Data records
━━━━━━━━━━━━━━━━━━━━

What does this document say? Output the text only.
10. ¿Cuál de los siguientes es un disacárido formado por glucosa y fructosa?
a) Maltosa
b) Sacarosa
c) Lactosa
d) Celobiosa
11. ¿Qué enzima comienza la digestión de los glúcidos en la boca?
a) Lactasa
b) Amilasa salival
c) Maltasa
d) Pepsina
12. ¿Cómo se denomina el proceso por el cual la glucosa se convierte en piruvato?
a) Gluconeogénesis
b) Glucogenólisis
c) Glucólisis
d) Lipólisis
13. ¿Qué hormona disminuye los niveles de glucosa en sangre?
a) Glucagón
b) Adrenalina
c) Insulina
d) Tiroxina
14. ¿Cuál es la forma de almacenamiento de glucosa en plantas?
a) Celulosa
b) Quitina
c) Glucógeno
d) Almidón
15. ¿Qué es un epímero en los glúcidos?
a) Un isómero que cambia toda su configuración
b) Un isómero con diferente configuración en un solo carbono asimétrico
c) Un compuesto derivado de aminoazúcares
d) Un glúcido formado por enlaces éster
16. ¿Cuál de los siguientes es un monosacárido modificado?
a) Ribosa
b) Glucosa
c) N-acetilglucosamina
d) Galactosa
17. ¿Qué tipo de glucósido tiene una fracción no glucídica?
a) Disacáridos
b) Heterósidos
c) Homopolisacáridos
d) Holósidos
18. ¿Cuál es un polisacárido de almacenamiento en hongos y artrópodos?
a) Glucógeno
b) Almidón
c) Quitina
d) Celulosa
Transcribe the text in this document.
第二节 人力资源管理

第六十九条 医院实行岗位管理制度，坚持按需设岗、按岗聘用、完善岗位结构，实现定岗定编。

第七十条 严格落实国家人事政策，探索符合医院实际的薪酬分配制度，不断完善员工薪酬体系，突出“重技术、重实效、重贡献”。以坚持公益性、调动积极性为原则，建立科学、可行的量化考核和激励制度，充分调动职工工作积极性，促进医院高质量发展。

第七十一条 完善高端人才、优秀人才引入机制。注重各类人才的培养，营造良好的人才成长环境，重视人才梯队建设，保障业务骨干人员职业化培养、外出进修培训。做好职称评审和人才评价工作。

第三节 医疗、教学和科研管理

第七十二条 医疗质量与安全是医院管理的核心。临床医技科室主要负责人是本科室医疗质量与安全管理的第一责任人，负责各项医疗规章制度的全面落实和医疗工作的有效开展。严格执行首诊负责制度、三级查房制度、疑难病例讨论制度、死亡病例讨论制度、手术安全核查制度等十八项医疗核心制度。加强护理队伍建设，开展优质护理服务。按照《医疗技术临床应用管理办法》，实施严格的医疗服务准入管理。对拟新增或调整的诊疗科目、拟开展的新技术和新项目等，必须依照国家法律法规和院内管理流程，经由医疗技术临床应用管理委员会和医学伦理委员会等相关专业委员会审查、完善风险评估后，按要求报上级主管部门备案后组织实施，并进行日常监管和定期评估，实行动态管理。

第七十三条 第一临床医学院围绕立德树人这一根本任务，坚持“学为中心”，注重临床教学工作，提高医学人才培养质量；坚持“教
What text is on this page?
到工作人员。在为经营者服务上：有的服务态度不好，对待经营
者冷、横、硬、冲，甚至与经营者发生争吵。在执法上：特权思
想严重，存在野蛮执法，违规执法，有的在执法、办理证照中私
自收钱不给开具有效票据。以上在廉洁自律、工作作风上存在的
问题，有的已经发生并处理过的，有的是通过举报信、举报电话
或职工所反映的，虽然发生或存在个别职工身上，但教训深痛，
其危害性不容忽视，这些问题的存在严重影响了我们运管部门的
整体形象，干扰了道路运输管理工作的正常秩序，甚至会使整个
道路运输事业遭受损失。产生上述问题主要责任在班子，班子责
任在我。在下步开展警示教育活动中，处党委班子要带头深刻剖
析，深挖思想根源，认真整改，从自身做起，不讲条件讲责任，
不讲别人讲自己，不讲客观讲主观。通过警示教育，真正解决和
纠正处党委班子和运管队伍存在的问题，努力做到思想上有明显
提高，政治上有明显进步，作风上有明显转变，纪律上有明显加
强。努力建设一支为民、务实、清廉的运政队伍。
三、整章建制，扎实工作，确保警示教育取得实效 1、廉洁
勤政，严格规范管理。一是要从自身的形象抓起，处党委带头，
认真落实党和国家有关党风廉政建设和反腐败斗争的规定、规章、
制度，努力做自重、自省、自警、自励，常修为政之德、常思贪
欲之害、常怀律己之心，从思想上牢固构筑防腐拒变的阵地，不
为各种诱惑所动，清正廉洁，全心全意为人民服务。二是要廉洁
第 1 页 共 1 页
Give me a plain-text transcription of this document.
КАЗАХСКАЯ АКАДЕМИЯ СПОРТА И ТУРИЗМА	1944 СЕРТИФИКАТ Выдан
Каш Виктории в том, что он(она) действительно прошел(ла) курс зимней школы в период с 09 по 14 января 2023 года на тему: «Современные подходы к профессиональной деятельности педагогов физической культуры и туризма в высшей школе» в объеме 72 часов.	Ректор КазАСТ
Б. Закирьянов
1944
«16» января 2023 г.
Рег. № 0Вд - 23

━━━━━━━━━━━━━━━━━━━━

What is being asked:
Look through the entries above and report each line where the string "almacenamiento" occurs.

In response:
14. ¿Cuál es la forma de almacenamiento de glucosa en plantas?
18. ¿Cuál es un polisacárido de almacenamiento en hongos y artrópodos?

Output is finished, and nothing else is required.